--- GOAL OF THE EXERCISE ---
Scan the lines and state how many carry "bima". Leave out everything but the number.

--- GIVEN INFORMATION ---
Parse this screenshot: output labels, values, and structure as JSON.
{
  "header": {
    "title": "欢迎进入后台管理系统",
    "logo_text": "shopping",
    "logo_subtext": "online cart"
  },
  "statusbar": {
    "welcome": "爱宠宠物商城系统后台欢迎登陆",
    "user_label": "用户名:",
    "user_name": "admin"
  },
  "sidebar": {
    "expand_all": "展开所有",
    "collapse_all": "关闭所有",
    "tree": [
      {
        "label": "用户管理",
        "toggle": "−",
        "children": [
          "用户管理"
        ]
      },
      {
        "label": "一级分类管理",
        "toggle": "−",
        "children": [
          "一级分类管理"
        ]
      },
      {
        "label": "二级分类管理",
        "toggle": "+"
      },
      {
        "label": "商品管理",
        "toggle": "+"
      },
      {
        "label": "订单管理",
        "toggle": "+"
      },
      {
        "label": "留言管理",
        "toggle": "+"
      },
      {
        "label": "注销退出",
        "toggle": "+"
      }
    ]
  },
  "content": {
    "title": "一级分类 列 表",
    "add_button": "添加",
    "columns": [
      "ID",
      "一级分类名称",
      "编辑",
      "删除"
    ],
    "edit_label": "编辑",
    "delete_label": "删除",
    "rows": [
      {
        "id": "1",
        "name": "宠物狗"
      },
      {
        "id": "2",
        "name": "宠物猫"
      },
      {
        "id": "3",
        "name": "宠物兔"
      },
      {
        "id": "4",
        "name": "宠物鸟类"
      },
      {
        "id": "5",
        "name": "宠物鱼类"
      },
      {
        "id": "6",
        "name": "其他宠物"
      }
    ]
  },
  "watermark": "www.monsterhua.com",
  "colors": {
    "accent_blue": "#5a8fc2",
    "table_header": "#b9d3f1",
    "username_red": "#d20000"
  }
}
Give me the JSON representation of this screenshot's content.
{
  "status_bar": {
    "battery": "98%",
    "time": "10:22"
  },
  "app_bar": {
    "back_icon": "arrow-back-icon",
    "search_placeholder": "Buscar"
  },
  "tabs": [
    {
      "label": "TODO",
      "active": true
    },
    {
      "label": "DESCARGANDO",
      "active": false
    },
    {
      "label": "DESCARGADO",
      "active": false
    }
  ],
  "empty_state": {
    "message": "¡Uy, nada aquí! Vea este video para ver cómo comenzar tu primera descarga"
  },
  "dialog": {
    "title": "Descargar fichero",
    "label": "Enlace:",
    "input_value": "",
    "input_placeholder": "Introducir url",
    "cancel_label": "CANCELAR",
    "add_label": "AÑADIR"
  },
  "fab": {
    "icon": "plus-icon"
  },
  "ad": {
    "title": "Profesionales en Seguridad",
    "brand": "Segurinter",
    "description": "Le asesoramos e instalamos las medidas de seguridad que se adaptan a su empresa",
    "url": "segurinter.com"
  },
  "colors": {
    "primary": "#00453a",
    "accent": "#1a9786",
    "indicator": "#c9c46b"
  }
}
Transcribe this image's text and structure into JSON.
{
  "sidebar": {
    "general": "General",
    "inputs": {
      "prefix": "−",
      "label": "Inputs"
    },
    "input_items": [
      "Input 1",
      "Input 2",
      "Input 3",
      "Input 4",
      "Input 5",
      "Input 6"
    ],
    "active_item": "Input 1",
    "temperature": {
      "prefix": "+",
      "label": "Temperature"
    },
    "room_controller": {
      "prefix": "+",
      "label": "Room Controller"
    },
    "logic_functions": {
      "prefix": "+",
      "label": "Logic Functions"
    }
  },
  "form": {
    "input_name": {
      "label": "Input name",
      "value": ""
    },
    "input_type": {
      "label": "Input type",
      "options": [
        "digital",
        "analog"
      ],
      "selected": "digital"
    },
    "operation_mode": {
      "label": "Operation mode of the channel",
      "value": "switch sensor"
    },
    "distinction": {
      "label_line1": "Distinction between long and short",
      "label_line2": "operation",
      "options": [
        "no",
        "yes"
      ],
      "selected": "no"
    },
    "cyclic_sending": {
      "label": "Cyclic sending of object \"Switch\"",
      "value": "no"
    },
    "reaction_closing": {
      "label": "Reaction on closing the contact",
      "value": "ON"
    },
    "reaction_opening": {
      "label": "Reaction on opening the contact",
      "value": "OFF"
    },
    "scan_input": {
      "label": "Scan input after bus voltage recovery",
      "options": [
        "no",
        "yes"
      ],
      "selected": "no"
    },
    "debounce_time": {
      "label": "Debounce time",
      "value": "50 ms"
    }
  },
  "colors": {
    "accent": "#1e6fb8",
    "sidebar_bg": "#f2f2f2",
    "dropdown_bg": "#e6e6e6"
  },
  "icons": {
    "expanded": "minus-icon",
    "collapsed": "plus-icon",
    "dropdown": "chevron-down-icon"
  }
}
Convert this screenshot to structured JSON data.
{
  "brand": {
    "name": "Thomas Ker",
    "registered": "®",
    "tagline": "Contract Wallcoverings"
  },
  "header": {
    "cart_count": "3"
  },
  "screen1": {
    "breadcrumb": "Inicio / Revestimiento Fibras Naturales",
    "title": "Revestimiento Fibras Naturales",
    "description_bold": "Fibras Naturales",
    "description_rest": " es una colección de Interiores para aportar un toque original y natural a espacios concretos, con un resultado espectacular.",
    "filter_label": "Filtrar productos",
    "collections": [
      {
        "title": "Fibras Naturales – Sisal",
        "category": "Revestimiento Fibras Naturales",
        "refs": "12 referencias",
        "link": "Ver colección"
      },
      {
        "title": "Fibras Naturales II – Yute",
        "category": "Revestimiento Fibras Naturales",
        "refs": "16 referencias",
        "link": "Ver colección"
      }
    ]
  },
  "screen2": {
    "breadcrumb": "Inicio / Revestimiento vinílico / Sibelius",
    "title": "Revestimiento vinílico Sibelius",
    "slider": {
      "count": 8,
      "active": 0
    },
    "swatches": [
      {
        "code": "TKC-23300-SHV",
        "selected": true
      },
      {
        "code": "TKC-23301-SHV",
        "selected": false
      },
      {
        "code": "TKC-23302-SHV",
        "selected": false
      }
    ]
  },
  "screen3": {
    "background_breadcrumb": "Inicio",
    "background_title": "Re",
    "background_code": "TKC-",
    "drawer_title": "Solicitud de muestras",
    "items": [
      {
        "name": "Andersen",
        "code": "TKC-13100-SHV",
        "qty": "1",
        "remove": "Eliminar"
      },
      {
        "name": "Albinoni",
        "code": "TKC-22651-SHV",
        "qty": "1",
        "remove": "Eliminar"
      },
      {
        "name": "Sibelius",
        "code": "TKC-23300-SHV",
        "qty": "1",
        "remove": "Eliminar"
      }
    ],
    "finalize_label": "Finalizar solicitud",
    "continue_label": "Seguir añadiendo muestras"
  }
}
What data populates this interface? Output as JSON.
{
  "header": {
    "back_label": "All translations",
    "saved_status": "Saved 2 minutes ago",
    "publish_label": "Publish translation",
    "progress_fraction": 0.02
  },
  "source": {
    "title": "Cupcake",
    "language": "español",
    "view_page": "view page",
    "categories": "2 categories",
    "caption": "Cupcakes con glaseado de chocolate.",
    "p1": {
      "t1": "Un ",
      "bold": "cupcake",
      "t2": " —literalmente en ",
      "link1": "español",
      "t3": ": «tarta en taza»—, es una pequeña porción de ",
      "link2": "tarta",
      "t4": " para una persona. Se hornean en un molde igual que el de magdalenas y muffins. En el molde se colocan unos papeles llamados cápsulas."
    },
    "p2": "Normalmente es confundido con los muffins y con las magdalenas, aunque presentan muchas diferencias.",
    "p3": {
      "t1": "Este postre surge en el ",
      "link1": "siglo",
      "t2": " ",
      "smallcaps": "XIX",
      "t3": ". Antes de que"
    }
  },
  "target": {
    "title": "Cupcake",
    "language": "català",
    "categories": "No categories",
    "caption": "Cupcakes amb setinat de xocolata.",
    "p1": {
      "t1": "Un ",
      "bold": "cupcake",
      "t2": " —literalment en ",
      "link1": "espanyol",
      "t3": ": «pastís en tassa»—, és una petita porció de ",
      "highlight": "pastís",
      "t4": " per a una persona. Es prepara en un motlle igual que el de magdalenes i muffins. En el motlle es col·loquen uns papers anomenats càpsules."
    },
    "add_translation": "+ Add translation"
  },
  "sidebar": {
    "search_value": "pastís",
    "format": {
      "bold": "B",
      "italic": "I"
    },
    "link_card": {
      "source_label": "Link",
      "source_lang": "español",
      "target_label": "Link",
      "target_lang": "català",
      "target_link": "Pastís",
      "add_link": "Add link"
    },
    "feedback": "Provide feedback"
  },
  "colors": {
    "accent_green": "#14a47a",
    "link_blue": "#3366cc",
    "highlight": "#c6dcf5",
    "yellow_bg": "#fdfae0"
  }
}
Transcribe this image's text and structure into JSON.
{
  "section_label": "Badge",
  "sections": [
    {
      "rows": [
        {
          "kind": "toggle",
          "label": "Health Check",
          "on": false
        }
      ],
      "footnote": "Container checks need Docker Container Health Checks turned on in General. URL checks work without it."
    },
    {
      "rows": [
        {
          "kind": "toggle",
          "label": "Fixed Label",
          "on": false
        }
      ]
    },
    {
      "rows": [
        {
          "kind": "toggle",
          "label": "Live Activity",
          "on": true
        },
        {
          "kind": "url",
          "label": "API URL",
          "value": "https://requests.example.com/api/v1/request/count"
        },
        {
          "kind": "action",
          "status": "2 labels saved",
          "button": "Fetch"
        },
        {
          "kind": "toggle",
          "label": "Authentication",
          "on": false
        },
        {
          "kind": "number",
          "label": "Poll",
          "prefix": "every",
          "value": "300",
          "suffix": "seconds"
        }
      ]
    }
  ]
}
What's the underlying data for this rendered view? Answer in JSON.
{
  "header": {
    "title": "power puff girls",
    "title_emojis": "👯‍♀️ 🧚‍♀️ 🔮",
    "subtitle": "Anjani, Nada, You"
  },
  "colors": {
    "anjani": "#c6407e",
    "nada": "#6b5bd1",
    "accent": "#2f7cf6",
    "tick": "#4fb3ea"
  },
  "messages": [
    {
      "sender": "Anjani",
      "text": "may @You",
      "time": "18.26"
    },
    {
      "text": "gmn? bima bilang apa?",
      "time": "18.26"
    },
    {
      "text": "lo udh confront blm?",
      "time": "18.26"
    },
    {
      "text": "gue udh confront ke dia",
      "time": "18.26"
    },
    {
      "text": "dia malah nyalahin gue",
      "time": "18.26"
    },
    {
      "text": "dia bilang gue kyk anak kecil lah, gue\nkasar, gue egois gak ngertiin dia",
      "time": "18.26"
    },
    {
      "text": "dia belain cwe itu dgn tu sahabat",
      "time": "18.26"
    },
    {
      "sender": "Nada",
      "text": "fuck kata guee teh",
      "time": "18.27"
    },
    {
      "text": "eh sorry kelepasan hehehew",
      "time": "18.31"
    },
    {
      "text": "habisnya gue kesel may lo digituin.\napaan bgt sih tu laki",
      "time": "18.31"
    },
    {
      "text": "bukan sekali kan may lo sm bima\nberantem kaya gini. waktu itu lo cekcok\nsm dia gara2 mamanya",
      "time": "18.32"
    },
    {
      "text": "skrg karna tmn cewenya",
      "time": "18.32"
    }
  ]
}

--- EXPECTED ANSWER ---
2